• Required task: From the listing below, extract every line containing "wenn".

• Stored records:
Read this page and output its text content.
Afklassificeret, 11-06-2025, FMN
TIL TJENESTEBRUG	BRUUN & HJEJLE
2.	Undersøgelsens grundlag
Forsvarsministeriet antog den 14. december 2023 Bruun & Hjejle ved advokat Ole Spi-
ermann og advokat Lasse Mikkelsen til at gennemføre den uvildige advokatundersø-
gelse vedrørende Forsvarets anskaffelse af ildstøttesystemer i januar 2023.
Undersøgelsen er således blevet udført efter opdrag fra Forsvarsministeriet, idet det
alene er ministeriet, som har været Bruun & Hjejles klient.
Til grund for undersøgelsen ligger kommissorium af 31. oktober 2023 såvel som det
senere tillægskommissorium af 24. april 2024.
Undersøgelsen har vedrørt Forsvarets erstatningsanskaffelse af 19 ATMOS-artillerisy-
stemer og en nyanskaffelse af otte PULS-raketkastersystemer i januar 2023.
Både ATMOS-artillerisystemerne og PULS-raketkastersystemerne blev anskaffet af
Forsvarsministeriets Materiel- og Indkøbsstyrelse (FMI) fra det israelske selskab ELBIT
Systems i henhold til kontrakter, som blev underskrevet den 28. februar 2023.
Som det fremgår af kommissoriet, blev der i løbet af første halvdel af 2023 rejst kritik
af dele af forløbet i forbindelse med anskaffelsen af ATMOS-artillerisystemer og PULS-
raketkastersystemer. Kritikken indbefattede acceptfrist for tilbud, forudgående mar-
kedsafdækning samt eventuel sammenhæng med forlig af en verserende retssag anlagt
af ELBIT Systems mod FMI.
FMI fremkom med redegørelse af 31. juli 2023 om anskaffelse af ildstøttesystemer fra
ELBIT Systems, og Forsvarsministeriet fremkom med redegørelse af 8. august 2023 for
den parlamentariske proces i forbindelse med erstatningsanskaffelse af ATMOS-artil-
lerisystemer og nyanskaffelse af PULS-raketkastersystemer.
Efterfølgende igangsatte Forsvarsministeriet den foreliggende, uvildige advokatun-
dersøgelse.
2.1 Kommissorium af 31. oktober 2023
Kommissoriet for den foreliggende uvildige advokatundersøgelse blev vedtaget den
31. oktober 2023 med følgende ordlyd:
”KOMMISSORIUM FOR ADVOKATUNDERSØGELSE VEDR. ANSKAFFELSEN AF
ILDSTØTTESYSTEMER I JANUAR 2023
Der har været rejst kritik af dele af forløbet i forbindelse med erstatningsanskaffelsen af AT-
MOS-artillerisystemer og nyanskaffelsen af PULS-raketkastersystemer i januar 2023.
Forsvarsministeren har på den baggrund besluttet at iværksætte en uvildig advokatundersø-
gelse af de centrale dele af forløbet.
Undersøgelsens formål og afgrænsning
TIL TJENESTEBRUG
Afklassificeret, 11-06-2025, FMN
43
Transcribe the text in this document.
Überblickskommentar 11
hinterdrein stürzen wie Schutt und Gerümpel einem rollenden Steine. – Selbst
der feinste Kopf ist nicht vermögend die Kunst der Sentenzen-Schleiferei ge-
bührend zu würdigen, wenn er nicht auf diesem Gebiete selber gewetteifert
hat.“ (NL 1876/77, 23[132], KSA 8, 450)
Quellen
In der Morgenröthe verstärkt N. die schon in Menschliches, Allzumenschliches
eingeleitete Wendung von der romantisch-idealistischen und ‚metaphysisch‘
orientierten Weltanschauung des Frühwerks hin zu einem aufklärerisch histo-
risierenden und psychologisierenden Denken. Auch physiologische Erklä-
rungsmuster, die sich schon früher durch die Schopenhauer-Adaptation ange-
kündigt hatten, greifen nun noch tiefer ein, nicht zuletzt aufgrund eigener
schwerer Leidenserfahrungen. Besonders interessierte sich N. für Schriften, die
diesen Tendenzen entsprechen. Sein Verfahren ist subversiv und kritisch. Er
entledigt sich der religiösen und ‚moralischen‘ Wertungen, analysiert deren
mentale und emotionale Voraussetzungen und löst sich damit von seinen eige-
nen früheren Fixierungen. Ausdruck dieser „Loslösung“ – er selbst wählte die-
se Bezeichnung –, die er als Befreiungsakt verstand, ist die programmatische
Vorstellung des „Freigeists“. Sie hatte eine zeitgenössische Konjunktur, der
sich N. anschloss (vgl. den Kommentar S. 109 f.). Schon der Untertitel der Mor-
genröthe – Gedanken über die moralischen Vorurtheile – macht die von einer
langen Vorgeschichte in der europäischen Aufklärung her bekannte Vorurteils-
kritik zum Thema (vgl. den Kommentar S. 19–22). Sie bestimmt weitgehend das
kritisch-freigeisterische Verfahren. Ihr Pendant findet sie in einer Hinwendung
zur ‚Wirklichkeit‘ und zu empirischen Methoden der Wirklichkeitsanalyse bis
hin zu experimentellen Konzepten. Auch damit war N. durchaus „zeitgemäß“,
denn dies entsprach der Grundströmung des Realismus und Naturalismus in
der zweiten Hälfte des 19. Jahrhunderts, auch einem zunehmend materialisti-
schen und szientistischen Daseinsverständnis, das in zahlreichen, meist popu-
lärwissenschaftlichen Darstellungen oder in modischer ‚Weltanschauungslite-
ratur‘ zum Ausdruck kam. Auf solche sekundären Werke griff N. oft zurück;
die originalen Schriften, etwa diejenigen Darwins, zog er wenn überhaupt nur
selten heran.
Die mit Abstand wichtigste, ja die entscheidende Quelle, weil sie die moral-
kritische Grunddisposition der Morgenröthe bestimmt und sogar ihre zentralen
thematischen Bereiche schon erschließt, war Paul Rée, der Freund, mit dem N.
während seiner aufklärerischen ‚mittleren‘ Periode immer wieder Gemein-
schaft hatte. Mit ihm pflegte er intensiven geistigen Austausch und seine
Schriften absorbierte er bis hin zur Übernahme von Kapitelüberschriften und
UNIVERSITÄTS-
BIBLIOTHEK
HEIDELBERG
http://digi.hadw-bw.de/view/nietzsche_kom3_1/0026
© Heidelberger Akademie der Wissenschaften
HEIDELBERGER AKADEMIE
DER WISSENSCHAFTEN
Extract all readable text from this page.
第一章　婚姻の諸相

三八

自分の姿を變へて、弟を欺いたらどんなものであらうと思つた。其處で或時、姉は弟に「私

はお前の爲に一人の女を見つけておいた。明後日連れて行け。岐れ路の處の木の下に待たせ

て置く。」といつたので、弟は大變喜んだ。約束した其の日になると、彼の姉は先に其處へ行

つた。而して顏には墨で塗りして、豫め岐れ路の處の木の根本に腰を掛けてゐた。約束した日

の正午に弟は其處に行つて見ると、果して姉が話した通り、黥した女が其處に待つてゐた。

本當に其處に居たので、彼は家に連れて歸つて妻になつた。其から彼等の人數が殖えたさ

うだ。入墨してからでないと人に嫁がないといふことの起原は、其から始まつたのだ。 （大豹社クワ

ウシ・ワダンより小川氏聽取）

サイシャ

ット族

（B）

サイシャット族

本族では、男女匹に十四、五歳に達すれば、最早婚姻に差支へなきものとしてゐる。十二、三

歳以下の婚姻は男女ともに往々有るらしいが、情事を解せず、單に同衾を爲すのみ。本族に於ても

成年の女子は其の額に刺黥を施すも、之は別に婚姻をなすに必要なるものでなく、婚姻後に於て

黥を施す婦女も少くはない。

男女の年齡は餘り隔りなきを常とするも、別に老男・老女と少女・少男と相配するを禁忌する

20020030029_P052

• Final answer:
bührend zu würdigen, wenn er nicht auf diesem Gebiete selber gewetteifert
die originalen Schriften, etwa diejenigen Darwins, zog er wenn überhaupt nur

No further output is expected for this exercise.